Work to complete: Return the full listing exactly as it is written.

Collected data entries
..............................
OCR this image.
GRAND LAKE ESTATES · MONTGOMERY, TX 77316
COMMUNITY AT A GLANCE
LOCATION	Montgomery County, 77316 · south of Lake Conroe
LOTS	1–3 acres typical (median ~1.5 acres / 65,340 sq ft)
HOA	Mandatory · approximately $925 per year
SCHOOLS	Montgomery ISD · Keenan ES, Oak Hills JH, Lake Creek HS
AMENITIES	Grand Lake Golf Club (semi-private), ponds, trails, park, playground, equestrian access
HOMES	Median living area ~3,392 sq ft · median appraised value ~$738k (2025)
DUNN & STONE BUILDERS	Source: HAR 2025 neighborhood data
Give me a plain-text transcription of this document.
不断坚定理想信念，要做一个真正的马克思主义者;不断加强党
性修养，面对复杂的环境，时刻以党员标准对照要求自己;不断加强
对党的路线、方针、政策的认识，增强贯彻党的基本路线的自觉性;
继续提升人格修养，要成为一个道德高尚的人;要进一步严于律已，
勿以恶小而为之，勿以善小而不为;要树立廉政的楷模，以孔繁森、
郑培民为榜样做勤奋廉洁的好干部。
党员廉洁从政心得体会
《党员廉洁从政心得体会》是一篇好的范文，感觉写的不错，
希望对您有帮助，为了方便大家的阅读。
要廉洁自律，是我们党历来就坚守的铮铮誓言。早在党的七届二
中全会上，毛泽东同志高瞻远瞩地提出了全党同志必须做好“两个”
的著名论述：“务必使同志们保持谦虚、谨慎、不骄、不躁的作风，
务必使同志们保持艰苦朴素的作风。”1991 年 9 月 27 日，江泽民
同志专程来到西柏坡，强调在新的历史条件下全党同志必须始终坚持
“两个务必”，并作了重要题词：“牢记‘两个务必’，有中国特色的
..............................
Task solution:
OCR this image.
GRAND LAKE ESTATES · MONTGOMERY, TX 77316
COMMUNITY AT A GLANCE
LOCATION	Montgomery County, 77316 · south of Lake Conroe
LOTS	1–3 acres typical (median ~1.5 acres / 65,340 sq ft)
HOA	Mandatory · approximately $925 per year
SCHOOLS	Montgomery ISD · Keenan ES, Oak Hills JH, Lake Creek HS
AMENITIES	Grand Lake Golf Club (semi-private), ponds, trails, park, playground, equestrian access
HOMES	Median living area ~3,392 sq ft · median appraised value ~$738k (2025)
DUNN & STONE BUILDERS	Source: HAR 2025 neighborhood data
Give me a plain-text transcription of this document.
不断坚定理想信念，要做一个真正的马克思主义者;不断加强党
性修养，面对复杂的环境，时刻以党员标准对照要求自己;不断加强
对党的路线、方针、政策的认识，增强贯彻党的基本路线的自觉性;
继续提升人格修养，要成为一个道德高尚的人;要进一步严于律已，
勿以恶小而为之，勿以善小而不为;要树立廉政的楷模，以孔繁森、
郑培民为榜样做勤奋廉洁的好干部。
党员廉洁从政心得体会
《党员廉洁从政心得体会》是一篇好的范文，感觉写的不错，
希望对您有帮助，为了方便大家的阅读。
要廉洁自律，是我们党历来就坚守的铮铮誓言。早在党的七届二
中全会上，毛泽东同志高瞻远瞩地提出了全党同志必须做好“两个”
的著名论述：“务必使同志们保持谦虚、谨慎、不骄、不躁的作风，
务必使同志们保持艰苦朴素的作风。”1991 年 9 月 27 日，江泽民
同志专程来到西柏坡，强调在新的历史条件下全党同志必须始终坚持
“两个务必”，并作了重要题词：“牢记‘两个务必’，有中国特色的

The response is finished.